(A run of records)
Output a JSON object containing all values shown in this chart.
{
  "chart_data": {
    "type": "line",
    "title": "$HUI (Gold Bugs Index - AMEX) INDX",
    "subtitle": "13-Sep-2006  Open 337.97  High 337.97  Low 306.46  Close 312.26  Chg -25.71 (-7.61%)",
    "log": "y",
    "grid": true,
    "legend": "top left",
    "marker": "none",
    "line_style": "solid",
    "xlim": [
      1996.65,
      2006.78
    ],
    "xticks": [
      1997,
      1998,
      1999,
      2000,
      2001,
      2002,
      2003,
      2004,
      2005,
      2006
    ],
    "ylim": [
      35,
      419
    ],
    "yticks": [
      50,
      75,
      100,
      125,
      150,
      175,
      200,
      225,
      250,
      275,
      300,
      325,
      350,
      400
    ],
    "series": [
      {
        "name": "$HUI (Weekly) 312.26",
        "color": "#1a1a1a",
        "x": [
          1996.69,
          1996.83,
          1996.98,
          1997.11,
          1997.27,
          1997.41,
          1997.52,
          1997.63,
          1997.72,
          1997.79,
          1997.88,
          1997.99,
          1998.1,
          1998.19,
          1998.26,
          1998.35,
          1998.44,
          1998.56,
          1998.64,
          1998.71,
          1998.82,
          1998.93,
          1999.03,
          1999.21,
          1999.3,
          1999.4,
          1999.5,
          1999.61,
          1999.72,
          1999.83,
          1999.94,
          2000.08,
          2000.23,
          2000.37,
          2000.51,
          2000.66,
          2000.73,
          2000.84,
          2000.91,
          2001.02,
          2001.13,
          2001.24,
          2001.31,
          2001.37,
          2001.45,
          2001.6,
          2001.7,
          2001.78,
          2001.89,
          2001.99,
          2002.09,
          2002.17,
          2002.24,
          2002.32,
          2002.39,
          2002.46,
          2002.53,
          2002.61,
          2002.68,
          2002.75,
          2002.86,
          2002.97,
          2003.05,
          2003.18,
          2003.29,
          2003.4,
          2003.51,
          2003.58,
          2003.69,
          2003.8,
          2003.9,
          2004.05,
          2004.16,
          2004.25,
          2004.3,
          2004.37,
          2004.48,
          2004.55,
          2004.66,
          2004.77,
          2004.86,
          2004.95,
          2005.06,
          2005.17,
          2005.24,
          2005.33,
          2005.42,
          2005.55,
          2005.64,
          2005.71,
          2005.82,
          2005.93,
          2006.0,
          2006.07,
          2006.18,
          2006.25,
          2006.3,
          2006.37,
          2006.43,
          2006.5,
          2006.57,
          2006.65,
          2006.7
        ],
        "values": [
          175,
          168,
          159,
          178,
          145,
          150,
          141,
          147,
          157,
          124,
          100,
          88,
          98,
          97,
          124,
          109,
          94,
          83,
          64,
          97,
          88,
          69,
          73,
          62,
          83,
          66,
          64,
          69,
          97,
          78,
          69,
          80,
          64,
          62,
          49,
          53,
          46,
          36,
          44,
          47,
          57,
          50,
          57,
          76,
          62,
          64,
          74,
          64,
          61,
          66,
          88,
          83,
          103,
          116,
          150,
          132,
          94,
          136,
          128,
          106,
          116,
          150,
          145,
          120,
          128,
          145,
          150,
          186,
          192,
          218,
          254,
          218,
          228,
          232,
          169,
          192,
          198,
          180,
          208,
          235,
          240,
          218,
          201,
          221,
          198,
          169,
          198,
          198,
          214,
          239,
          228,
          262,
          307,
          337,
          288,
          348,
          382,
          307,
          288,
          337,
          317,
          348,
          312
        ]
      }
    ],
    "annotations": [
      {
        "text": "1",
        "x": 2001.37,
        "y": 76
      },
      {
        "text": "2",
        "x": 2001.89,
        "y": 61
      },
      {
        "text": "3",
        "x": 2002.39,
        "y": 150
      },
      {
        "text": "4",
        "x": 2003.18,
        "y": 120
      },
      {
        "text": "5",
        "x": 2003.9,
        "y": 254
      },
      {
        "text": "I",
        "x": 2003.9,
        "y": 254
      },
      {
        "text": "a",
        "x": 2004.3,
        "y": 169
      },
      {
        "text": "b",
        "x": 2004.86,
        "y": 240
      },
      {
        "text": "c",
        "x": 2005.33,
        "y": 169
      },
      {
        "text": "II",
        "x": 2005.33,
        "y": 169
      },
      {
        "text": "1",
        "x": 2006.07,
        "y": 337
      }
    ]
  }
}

What to produce. Find the word "text" in the data and copy out each line where it turns up.

Completed task.
        "text": "1",
        "text": "2",
        "text": "3",
        "text": "4",
        "text": "5",
        "text": "I",
        "text": "a",
        "text": "b",
        "text": "c",
        "text": "II",
        "text": "1",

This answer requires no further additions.